WHAT YOU WILL DO. Pull out every line in the data that has the string "interest" in it.
───── EXTRACTED MATERIAL
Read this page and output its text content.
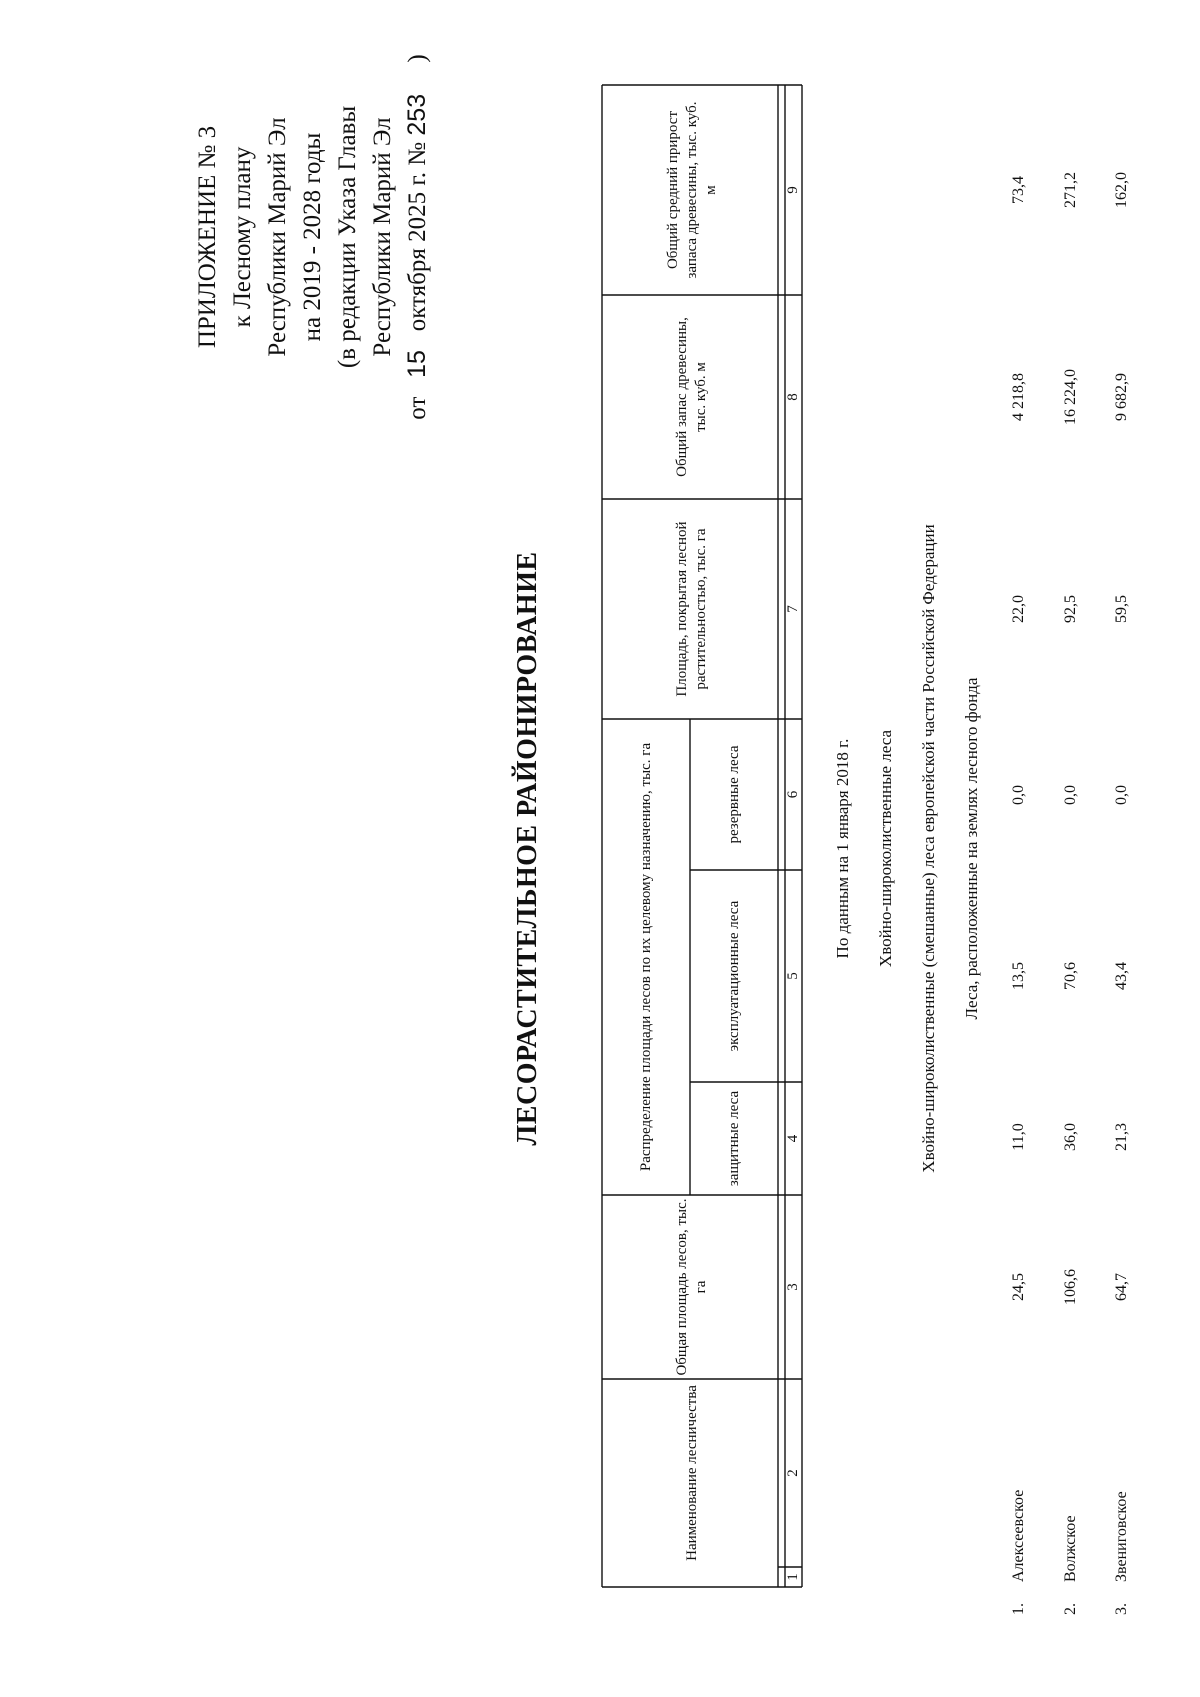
ПРИЛОЖЕНИЕ № 3 к Лесному плану Республики Марий Эл на 2019 - 2028 годы (в редакции Указа Главы Республики Марий Эл
от   15   октября 2025 г. № 253     )
ЛЕСОРАСТИТЕЛЬНОЕ РАЙОНИРОВАНИЕ
Наименование лесничества
Общая площадь лесов, тыс. га
Распределение площади лесов по их целевому назначению, тыс. га	защитные леса
эксплуатационные леса
резервные леса
Площадь, покрытая лесной растительностью, тыс. га
Общий запас древесины, тыс. куб. м
Общий средний прирост запаса древесины, тыс. куб. м
1
2
3
4
5
6
7
8
9
По данным на 1 января 2018 г. Хвойно-широколиственные леса Хвойно-широколиственные (смешанные) леса европейской части Российской Федерации Леса, расположенные на землях лесного фонда
1.
Алексеевское
24,5
11,0
13,5
0,0
22,0
4 218,8
73,4
2.
Волжское
106,6
36,0
70,6
0,0
92,5
16 224,0
271,2
3.
Звениговское
64,7
21,3
43,4
0,0
59,5
9 682,9
162,0
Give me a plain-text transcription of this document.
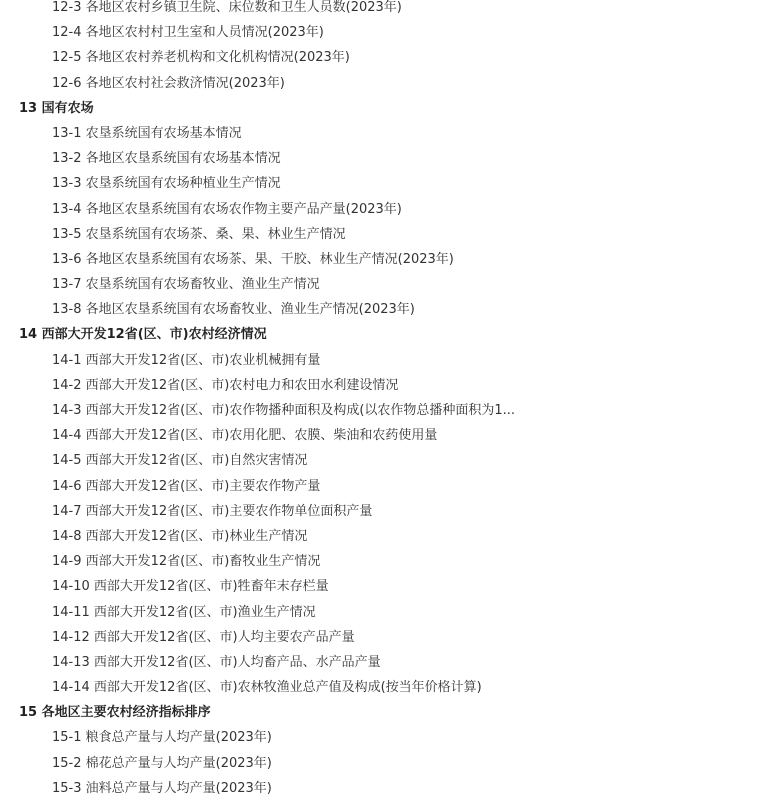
12-3 各地区农村乡镇卫生院、床位数和卫生人员数(2023年)
12-4 各地区农村村卫生室和人员情况(2023年)
12-5 各地区农村养老机构和文化机构情况(2023年)
12-6 各地区农村社会救济情况(2023年)
13 国有农场
13-1 农垦系统国有农场基本情况
13-2 各地区农垦系统国有农场基本情况
13-3 农垦系统国有农场种植业生产情况
13-4 各地区农垦系统国有农场农作物主要产品产量(2023年)
13-5 农垦系统国有农场茶、桑、果、林业生产情况
13-6 各地区农垦系统国有农场茶、果、干胶、林业生产情况(2023年)
13-7 农垦系统国有农场畜牧业、渔业生产情况
13-8 各地区农垦系统国有农场畜牧业、渔业生产情况(2023年)
14 西部大开发12省(区、市)农村经济情况
14-1 西部大开发12省(区、市)农业机械拥有量
14-2 西部大开发12省(区、市)农村电力和农田水利建设情况
14-3 西部大开发12省(区、市)农作物播种面积及构成(以农作物总播种面积为1...
14-4 西部大开发12省(区、市)农用化肥、农膜、柴油和农药使用量
14-5 西部大开发12省(区、市)自然灾害情况
14-6 西部大开发12省(区、市)主要农作物产量
14-7 西部大开发12省(区、市)主要农作物单位面积产量
14-8 西部大开发12省(区、市)林业生产情况
14-9 西部大开发12省(区、市)畜牧业生产情况
14-10 西部大开发12省(区、市)牲畜年末存栏量
14-11 西部大开发12省(区、市)渔业生产情况
14-12 西部大开发12省(区、市)人均主要农产品产量
14-13 西部大开发12省(区、市)人均畜产品、水产品产量
14-14 西部大开发12省(区、市)农林牧渔业总产值及构成(按当年价格计算)
15 各地区主要农村经济指标排序
15-1 粮食总产量与人均产量(2023年)
15-2 棉花总产量与人均产量(2023年)
15-3 油料总产量与人均产量(2023年)
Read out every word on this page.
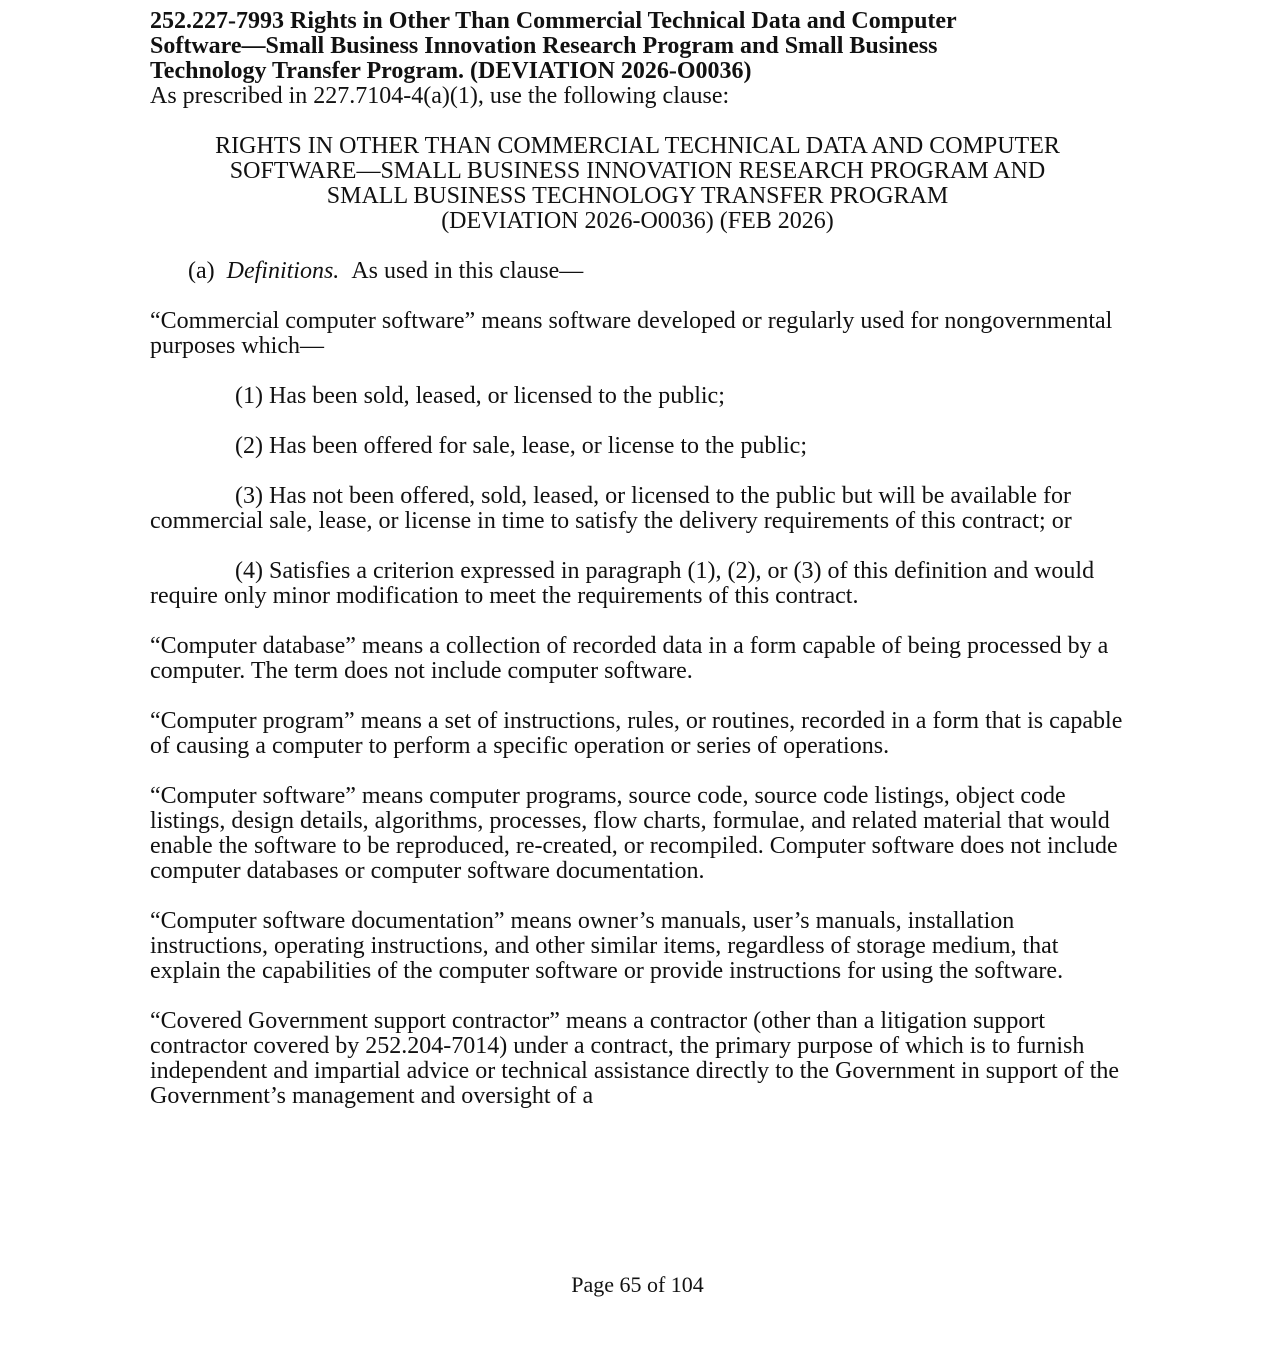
252.227-7993 Rights in Other Than Commercial Technical Data and Computer
Software—Small Business Innovation Research Program and Small Business
Technology Transfer Program. (DEVIATION 2026-O0036)

As prescribed in 227.7104-4(a)(1), use the following clause:

RIGHTS IN OTHER THAN COMMERCIAL TECHNICAL DATA AND COMPUTER
SOFTWARE—SMALL BUSINESS INNOVATION RESEARCH PROGRAM AND
SMALL BUSINESS TECHNOLOGY TRANSFER PROGRAM
(DEVIATION 2026-O0036) (FEB 2026)

(a) Definitions. As used in this clause—

“Commercial computer software” means software developed or regularly used for nongovernmental purposes which—

(1) Has been sold, leased, or licensed to the public;

(2) Has been offered for sale, lease, or license to the public;

(3) Has not been offered, sold, leased, or licensed to the public but will be available for commercial sale, lease, or license in time to satisfy the delivery requirements of this contract; or

(4) Satisfies a criterion expressed in paragraph (1), (2), or (3) of this definition and would require only minor modification to meet the requirements of this contract.

“Computer database” means a collection of recorded data in a form capable of being processed by a computer. The term does not include computer software.

“Computer program” means a set of instructions, rules, or routines, recorded in a form that is capable of causing a computer to perform a specific operation or series of operations.

“Computer software” means computer programs, source code, source code listings, object code listings, design details, algorithms, processes, flow charts, formulae, and related material that would enable the software to be reproduced, re-created, or recompiled. Computer software does not include computer databases or computer software documentation.

“Computer software documentation” means owner’s manuals, user’s manuals, installation instructions, operating instructions, and other similar items, regardless of storage medium, that explain the capabilities of the computer software or provide instructions for using the software.

“Covered Government support contractor” means a contractor (other than a litigation support contractor covered by 252.204-7014) under a contract, the primary purpose of which is to furnish independent and impartial advice or technical assistance directly to the Government in support of the Government’s management and oversight of a

Page 65 of 104
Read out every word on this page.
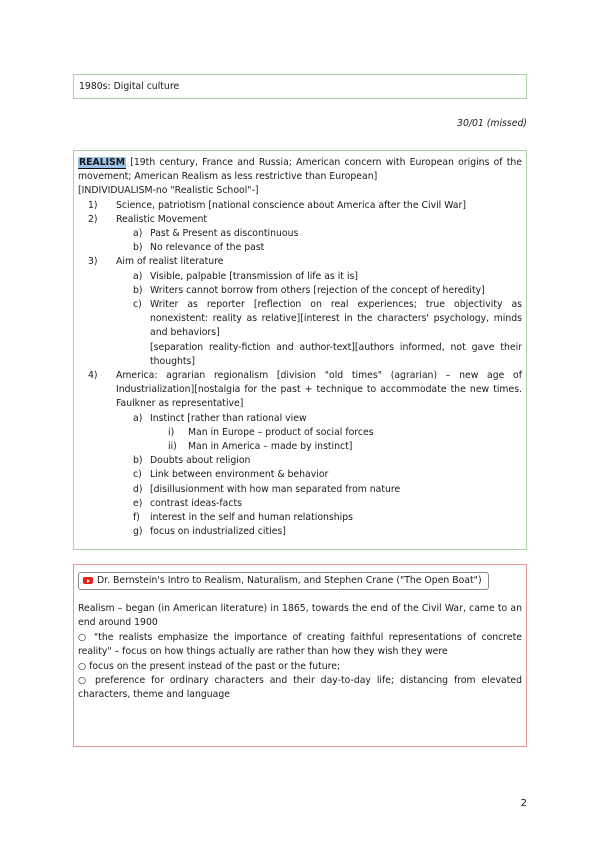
1980s: Digital culture
30/01 (missed)
REALISM [19th century, France and Russia; American concern with European origins of the movement; American Realism as less restrictive than European]
[INDIVIDUALISM-no "Realistic School"-]
1) Science, patriotism [national conscience about America after the Civil War]
2) Realistic Movement
a) Past & Present as discontinuous
b) No relevance of the past
3) Aim of realist literature
a) Visible, palpable [transmission of life as it is]
b) Writers cannot borrow from others [rejection of the concept of heredity]
c) Writer as reporter [reflection on real experiences; true objectivity as nonexistent: reality as relative][interest in the characters' psychology, minds and behaviors]
[separation reality-fiction and author-text][authors informed, not gave their thoughts]
4) America: agrarian regionalism [division "old times" (agrarian) – new age of Industrialization][nostalgia for the past + technique to accommodate the new times. Faulkner as representative]
a) Instinct [rather than rational view
i) Man in Europe – product of social forces
ii) Man in America – made by instinct]
b) Doubts about religion
c) Link between environment & behavior
d) [disillusionment with how man separated from nature
e) contrast ideas-facts
f) interest in the self and human relationships
g) focus on industrialized cities]
Dr. Bernstein's Intro to Realism, Naturalism, and Stephen Crane ("The Open Boat")
Realism – began (in American literature) in 1865, towards the end of the Civil War, came to an end around 1900
○ "the realists emphasize the importance of creating faithful representations of concrete reality" – focus on how things actually are rather than how they wish they were
○ focus on the present instead of the past or the future;
○ preference for ordinary characters and their day-to-day life; distancing from elevated characters, theme and language
2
──────────
FINAL RESULT.
c) Writer as reporter [reflection on real experiences; true objectivity as nonexistent: reality as relative][interest in the characters' psychology, minds and behaviors]
f) interest in the self and human relationships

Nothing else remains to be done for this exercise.